Restate all data exactly. No images.

----------

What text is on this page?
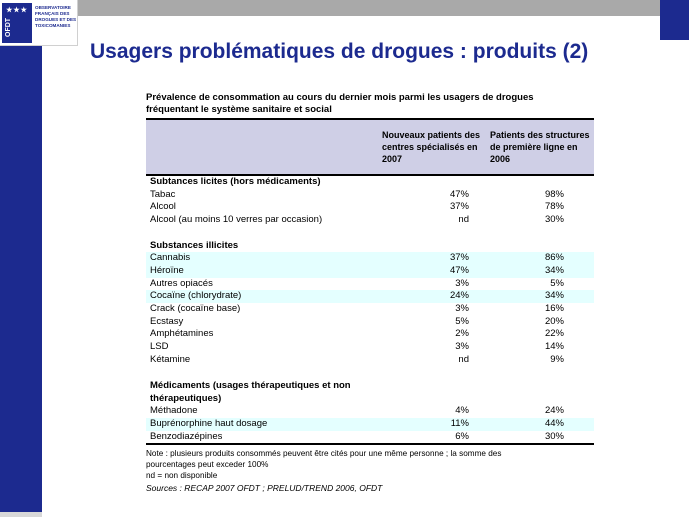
★★★
OFDT
OBSERVATOIRE
FRANÇAIS DES
DROGUES ET DES
TOXICOMANIES
Usagers problématiques de drogues : produits (2)
Prévalence de consommation au cours du dernier mois parmi les usagers de drogues
fréquentant le système sanitaire et social
	Nouveaux patients des centres spécialisés en 2007	Patients des structures de première ligne en 2006
Subtances licites (hors médicaments)		
Tabac	47%	98%
Alcool	37%	78%
Alcool (au moins 10 verres par occasion)	nd	30%

Substances illicites		
Cannabis	37%	86%
Héroïne	47%	34%
Autres opiacés	3%	5%
Cocaïne (chlorydrate)	24%	34%
Crack (cocaïne base)	3%	16%
Ecstasy	5%	20%
Amphétamines	2%	22%
LSD	3%	14%
Kétamine	nd	9%

Médicaments (usages thérapeutiques et non thérapeutiques)		
Méthadone	4%	24%
Buprénorphine haut dosage	11%	44%
Benzodiazépines	6%	30%
Note : plusieurs produits consommés peuvent être cités pour une même personne ; la somme des
pourcentages peut exceder 100%
nd = non disponible
Sources : RECAP 2007 OFDT ; PRELUD/TREND 2006, OFDT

----------

* RESULT OF THE TASK *
What text is on this page?
★★★
OFDT
OBSERVATOIRE
FRANÇAIS DES
DROGUES ET DES
TOXICOMANIES
Usagers problématiques de drogues : produits (2)
Prévalence de consommation au cours du dernier mois parmi les usagers de drogues
fréquentant le système sanitaire et social
	Nouveaux patients des centres spécialisés en 2007	Patients des structures de première ligne en 2006
Subtances licites (hors médicaments)		
Tabac	47%	98%
Alcool	37%	78%
Alcool (au moins 10 verres par occasion)	nd	30%

Substances illicites		
Cannabis	37%	86%
Héroïne	47%	34%
Autres opiacés	3%	5%
Cocaïne (chlorydrate)	24%	34%
Crack (cocaïne base)	3%	16%
Ecstasy	5%	20%
Amphétamines	2%	22%
LSD	3%	14%
Kétamine	nd	9%

Médicaments (usages thérapeutiques et non thérapeutiques)		
Méthadone	4%	24%
Buprénorphine haut dosage	11%	44%
Benzodiazépines	6%	30%
Note : plusieurs produits consommés peuvent être cités pour une même personne ; la somme des
pourcentages peut exceder 100%
nd = non disponible
Sources : RECAP 2007 OFDT ; PRELUD/TREND 2006, OFDT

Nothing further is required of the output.